*What you will do:* Filter this data down to the lines that hold "HARDENER", and copy them.

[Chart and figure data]
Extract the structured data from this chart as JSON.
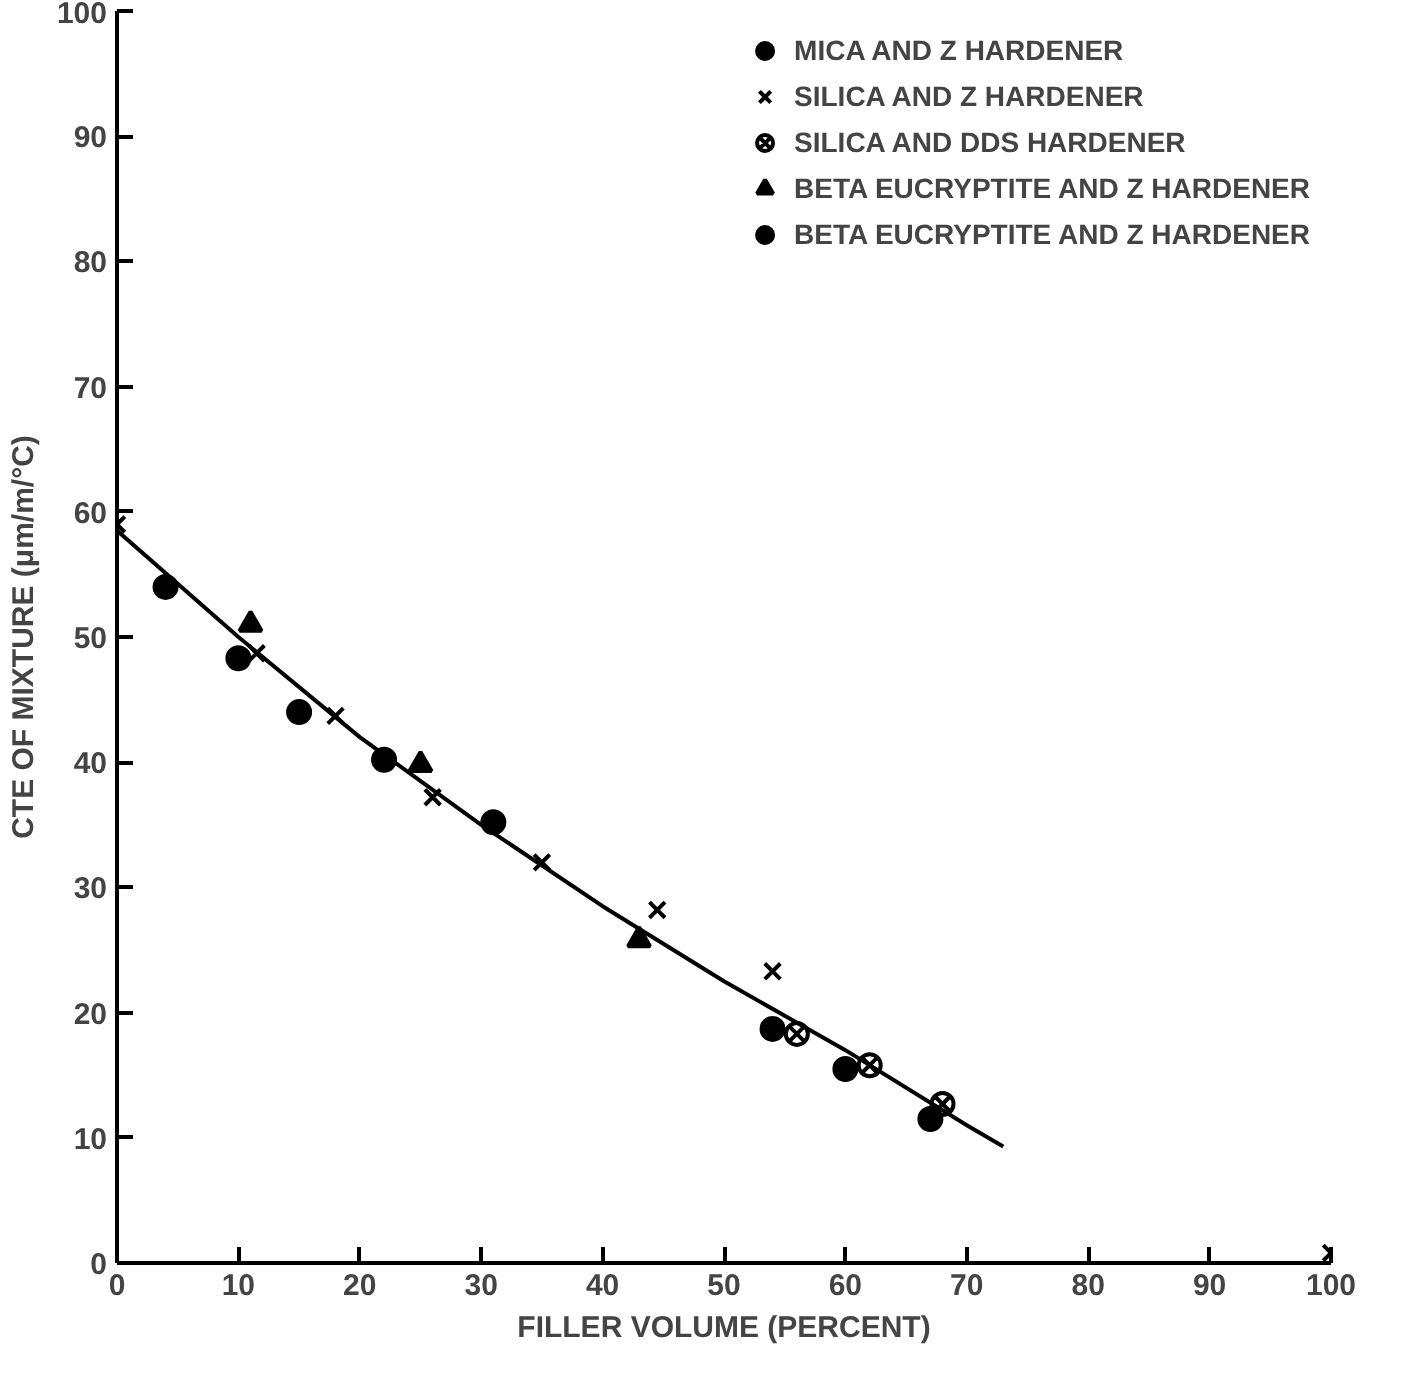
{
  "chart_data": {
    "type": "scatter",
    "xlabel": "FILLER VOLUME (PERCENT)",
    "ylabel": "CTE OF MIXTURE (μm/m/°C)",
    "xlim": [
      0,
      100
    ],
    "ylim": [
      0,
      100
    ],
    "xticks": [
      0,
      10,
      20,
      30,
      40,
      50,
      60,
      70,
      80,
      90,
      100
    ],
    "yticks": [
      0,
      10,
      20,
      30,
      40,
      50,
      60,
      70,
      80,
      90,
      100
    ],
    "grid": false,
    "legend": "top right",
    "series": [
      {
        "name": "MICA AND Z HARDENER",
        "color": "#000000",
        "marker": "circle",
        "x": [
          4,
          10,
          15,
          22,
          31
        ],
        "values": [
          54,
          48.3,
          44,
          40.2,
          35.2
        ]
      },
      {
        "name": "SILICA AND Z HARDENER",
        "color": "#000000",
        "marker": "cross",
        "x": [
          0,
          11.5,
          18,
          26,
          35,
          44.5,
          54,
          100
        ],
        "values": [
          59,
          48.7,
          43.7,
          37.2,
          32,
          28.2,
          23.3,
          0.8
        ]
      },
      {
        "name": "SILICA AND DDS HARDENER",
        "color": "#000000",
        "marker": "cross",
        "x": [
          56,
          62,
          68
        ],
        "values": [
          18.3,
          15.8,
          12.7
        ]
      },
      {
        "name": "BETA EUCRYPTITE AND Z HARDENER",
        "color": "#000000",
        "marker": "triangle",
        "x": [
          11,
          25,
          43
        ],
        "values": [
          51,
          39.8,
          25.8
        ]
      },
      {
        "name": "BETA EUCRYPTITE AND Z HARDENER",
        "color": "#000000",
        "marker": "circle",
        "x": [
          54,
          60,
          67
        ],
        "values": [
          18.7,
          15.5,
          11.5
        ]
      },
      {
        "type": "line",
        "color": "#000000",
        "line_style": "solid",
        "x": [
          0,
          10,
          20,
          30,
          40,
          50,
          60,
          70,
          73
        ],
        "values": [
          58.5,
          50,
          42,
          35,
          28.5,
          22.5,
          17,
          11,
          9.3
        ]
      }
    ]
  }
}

---

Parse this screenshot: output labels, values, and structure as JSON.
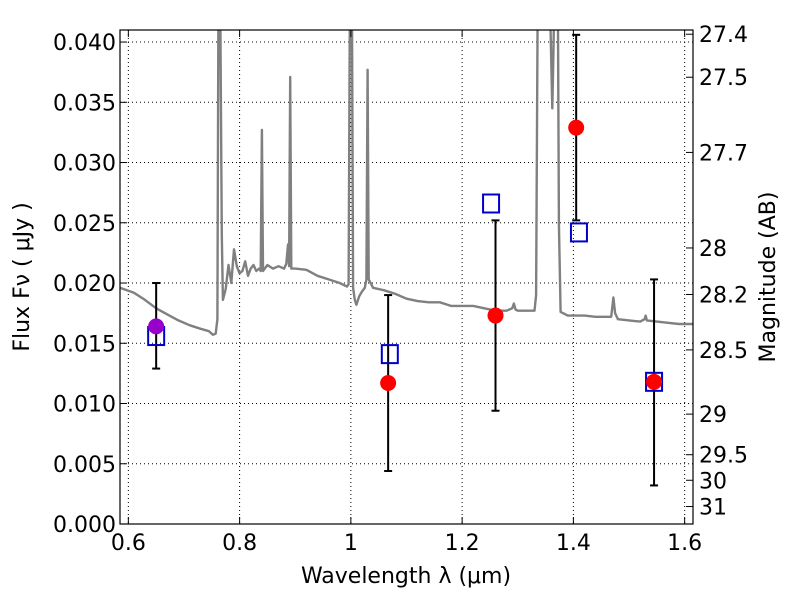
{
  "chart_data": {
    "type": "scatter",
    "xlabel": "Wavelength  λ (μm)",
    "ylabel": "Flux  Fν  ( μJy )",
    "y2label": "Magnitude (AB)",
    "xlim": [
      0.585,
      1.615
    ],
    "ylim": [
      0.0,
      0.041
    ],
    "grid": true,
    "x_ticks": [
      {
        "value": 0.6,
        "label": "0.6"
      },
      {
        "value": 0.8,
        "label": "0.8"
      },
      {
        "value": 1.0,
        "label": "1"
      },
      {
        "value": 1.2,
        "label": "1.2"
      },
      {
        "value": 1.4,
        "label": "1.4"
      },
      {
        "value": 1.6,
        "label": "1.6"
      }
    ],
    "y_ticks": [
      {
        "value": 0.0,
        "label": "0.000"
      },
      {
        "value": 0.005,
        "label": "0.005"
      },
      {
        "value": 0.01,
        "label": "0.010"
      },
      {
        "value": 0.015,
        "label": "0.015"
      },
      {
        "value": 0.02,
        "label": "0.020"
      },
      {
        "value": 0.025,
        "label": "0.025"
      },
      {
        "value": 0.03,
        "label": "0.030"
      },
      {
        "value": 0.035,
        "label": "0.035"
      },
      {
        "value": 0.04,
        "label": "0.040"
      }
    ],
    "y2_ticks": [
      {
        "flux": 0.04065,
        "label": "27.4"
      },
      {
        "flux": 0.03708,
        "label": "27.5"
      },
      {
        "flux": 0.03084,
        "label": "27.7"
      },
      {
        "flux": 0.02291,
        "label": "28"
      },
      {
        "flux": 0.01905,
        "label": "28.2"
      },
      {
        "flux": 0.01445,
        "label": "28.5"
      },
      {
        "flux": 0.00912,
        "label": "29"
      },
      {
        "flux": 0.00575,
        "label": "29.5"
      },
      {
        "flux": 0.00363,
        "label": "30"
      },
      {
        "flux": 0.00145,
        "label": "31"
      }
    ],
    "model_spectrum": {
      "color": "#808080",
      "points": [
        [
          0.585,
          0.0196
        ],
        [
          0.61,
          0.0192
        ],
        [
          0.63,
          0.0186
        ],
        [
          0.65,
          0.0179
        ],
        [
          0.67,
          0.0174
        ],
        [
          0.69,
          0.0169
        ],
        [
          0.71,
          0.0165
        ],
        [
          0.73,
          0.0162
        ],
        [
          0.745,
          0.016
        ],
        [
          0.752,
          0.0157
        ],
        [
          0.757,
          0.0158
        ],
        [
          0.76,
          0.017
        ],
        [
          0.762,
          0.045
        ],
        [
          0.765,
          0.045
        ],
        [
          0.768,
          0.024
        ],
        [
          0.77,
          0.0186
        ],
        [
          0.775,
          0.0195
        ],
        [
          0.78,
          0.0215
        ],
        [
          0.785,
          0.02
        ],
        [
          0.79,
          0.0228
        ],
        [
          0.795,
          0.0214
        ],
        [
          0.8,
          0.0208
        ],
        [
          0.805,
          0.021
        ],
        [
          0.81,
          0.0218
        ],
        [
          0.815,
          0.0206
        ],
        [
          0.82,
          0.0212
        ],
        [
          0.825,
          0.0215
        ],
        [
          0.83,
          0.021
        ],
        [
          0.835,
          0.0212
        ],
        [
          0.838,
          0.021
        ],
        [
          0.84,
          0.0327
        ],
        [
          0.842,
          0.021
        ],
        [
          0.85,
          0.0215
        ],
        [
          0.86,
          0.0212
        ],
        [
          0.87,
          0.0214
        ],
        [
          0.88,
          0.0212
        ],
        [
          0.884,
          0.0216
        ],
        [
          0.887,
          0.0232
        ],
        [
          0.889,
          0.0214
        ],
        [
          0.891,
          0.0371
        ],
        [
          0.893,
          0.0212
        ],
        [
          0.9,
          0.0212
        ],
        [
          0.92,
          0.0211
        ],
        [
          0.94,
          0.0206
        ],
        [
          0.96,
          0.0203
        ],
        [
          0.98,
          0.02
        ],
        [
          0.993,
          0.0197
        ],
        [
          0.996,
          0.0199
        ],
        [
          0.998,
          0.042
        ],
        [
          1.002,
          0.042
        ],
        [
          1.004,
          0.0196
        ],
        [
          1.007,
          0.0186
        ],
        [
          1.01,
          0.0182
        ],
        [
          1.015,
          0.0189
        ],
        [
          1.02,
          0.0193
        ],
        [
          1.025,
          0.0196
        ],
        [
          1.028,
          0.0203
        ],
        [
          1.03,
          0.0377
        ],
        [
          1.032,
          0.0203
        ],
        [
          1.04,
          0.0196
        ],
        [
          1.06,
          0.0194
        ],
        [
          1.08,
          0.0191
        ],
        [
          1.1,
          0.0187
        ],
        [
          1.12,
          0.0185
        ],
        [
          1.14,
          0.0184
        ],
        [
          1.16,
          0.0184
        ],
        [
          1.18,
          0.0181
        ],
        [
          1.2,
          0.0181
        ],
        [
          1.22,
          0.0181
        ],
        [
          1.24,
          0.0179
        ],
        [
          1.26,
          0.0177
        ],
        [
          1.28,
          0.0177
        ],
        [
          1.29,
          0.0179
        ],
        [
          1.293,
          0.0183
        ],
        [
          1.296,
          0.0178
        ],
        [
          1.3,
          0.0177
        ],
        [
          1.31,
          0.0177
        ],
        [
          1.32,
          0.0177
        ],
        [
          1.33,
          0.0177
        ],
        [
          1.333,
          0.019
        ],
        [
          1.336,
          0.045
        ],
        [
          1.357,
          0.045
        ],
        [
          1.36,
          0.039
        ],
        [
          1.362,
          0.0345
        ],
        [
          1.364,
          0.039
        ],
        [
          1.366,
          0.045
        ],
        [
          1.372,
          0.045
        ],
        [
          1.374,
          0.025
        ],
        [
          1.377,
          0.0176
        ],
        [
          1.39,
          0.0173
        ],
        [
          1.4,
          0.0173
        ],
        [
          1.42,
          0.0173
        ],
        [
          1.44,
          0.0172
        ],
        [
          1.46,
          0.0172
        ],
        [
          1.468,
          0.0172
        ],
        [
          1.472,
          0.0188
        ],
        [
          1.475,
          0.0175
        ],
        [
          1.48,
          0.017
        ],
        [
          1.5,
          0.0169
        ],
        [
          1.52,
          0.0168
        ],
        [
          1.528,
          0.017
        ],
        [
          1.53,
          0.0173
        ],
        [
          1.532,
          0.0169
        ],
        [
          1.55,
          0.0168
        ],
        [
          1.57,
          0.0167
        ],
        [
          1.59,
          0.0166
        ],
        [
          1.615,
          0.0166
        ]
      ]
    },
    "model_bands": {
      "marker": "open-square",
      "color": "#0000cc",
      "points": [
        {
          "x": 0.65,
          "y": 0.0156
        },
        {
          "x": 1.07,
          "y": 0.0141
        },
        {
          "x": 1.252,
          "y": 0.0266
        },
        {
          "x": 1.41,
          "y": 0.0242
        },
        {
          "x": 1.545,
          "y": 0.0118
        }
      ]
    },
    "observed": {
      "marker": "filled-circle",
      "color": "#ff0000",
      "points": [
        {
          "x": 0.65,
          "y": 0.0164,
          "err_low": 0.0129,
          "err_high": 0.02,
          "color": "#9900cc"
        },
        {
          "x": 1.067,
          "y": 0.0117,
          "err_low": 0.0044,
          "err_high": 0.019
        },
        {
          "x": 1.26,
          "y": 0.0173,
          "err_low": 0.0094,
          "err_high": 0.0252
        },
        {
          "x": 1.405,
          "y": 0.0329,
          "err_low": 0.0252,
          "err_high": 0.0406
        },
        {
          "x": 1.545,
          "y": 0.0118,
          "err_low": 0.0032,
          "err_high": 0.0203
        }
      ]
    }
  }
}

*Exercise result:*
        "name": "MICA AND Z HARDENER",
        "name": "SILICA AND Z HARDENER",
        "name": "SILICA AND DDS HARDENER",
        "name": "BETA EUCRYPTITE AND Z HARDENER",
        "name": "BETA EUCRYPTITE AND Z HARDENER",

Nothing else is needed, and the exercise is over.